(Rows from a figure dataset)
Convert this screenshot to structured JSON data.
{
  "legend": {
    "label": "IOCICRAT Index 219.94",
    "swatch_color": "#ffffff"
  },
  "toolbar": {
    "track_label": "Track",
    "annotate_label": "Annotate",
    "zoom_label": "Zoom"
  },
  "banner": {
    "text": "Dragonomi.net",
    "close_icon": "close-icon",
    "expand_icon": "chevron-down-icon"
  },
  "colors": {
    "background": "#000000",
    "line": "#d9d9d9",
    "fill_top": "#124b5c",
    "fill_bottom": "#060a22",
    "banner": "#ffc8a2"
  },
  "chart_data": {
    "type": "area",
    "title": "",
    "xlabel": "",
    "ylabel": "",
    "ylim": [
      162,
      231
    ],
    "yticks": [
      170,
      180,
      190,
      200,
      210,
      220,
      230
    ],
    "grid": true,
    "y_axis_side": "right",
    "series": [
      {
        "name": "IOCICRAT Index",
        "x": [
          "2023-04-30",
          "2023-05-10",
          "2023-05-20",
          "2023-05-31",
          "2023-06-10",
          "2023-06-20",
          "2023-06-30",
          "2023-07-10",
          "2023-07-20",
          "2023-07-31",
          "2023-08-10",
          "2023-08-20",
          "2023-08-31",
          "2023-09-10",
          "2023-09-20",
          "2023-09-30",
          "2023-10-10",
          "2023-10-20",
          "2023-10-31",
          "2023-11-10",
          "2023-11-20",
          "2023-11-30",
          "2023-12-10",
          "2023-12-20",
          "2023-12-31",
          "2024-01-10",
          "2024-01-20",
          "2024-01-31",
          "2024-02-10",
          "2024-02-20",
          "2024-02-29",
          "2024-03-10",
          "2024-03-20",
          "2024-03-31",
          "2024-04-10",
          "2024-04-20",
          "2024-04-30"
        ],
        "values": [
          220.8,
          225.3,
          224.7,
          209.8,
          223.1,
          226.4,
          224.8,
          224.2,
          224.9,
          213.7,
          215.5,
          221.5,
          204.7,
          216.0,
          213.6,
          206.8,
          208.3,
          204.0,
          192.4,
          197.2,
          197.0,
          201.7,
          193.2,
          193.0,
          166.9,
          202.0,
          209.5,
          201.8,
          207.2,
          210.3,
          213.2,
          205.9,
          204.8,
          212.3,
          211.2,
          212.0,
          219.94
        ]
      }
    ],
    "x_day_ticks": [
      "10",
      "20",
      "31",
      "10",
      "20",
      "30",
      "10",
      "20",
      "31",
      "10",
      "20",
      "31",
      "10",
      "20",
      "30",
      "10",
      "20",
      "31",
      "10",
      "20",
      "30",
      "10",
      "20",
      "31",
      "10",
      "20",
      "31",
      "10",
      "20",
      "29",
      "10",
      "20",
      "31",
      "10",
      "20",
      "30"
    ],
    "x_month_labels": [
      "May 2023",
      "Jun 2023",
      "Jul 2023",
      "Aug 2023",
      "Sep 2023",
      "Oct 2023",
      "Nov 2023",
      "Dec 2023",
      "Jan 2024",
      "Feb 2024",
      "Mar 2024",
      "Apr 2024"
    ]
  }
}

==

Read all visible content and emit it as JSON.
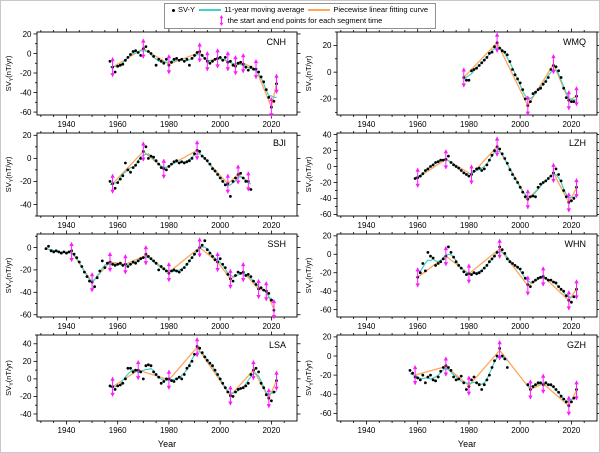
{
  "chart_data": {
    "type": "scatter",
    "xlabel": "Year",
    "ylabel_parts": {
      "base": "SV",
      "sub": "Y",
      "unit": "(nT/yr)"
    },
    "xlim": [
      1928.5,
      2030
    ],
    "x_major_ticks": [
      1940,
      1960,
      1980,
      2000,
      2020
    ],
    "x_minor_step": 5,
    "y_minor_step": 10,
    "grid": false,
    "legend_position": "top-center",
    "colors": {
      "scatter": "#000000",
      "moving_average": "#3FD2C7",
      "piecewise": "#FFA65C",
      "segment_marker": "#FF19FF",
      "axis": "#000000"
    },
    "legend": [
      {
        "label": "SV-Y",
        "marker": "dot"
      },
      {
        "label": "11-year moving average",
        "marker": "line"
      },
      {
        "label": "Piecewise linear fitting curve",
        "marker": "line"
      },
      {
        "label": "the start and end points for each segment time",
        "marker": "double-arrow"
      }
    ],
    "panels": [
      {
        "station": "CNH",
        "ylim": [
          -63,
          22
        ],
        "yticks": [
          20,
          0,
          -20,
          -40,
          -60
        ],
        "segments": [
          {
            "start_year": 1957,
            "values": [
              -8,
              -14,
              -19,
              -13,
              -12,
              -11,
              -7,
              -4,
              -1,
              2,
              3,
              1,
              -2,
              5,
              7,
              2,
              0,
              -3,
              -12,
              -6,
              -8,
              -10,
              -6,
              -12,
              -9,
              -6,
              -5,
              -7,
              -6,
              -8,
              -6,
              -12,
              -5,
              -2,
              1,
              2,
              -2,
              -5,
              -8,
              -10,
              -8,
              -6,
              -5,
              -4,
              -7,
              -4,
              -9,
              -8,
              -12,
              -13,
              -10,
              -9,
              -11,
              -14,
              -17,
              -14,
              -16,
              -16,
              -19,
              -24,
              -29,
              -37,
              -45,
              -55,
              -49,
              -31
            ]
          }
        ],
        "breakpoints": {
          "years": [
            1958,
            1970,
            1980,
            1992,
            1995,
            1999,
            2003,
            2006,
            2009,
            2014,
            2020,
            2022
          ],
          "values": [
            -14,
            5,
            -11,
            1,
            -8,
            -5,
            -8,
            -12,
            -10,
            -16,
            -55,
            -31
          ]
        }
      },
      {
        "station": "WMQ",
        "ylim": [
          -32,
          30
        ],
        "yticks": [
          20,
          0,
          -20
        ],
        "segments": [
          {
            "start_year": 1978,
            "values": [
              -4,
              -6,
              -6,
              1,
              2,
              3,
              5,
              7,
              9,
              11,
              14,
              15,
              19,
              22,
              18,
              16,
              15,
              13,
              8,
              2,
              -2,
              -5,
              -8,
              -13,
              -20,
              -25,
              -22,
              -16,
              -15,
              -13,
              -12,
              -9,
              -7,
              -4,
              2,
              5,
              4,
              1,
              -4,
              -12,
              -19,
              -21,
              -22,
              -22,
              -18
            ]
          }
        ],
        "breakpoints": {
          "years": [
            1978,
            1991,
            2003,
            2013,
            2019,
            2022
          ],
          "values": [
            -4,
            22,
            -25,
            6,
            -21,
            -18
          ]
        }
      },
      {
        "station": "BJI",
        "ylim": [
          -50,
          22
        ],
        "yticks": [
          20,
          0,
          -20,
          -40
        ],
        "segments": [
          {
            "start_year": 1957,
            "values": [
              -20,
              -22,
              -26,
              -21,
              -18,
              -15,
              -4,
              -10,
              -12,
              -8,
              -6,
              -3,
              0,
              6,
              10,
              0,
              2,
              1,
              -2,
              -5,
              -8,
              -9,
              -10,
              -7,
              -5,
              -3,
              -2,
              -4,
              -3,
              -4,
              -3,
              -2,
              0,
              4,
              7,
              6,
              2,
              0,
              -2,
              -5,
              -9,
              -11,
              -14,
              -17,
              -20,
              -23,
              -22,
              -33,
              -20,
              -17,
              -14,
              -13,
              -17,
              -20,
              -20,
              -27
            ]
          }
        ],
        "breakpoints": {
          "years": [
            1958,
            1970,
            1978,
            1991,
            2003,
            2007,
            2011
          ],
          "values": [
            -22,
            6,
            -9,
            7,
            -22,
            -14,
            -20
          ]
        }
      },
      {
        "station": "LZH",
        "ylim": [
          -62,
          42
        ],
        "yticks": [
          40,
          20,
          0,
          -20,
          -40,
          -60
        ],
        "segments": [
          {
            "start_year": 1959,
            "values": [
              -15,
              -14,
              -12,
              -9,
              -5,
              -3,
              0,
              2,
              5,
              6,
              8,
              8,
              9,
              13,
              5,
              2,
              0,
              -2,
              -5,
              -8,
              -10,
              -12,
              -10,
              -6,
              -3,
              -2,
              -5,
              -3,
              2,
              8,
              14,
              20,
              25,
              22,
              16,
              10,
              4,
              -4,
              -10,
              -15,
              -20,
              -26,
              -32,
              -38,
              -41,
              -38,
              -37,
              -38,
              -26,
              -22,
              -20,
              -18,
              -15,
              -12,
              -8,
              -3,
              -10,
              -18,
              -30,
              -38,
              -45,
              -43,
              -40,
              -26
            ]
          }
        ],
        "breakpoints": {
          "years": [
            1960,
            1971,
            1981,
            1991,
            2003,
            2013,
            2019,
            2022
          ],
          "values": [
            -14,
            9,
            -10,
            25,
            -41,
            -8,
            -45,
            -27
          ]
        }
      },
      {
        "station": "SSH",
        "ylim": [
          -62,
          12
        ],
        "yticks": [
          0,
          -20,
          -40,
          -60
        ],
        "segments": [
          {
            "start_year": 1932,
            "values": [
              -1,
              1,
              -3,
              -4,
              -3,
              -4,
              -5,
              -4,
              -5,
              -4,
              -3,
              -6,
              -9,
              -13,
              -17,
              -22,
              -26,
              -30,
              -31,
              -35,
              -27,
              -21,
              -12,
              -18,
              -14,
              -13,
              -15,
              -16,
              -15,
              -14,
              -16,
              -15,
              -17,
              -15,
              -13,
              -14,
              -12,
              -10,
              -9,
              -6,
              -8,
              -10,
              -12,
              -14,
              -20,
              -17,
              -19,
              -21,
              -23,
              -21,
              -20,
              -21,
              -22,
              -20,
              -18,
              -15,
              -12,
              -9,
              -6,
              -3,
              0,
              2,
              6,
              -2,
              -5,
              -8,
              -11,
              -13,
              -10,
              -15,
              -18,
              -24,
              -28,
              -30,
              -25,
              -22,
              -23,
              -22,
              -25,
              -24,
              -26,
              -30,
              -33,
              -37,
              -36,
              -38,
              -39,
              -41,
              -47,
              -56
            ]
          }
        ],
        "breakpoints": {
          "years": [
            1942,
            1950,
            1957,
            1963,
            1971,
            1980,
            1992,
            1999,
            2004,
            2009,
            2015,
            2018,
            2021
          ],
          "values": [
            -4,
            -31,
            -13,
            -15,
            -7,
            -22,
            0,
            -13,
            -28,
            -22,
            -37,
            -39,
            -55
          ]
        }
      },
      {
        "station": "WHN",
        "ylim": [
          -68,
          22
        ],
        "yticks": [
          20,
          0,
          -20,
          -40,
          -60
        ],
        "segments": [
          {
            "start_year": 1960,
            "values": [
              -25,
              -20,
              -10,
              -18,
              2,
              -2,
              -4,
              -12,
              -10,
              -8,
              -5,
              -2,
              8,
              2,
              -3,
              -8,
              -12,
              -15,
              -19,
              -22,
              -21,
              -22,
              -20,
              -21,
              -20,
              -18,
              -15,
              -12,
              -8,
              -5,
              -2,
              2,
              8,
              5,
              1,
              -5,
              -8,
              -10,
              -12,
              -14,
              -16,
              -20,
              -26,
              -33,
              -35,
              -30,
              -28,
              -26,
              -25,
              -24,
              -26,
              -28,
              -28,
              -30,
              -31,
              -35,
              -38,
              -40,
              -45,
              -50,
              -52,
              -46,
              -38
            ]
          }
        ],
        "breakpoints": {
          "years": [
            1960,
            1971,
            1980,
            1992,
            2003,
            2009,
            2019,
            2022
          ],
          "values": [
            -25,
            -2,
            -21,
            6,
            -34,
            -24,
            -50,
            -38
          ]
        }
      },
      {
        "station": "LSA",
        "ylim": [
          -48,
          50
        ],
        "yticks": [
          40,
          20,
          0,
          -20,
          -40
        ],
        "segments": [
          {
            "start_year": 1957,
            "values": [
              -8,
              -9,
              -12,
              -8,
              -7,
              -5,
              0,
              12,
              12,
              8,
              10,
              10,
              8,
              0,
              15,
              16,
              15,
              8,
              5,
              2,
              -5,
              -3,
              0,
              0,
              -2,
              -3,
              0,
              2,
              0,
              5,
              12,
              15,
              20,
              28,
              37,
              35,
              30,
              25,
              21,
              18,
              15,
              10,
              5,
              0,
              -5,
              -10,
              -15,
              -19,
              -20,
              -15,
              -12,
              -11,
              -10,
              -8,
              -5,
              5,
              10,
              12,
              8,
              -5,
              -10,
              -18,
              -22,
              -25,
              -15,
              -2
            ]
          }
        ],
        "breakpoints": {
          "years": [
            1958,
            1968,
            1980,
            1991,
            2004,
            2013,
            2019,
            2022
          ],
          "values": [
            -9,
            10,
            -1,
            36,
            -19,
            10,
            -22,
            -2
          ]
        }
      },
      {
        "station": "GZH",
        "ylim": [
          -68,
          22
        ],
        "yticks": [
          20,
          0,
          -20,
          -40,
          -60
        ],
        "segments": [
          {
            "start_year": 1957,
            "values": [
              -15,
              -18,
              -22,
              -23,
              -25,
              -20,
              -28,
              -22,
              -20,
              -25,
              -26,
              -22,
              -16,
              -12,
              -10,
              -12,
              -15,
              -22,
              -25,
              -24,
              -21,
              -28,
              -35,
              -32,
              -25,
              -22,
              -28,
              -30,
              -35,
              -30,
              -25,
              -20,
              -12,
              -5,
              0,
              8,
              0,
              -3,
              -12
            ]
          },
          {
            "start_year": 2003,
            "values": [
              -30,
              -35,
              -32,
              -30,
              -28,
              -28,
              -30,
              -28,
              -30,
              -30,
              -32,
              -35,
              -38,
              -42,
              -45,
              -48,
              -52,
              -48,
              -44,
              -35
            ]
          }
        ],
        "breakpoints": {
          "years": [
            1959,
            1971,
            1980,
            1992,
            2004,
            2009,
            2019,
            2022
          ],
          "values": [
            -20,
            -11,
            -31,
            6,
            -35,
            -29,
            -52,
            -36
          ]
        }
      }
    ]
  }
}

-- Stated goal --
How many lines in these entries hold the string "station"? Answer with the number alone.

-- Answer to the task --
8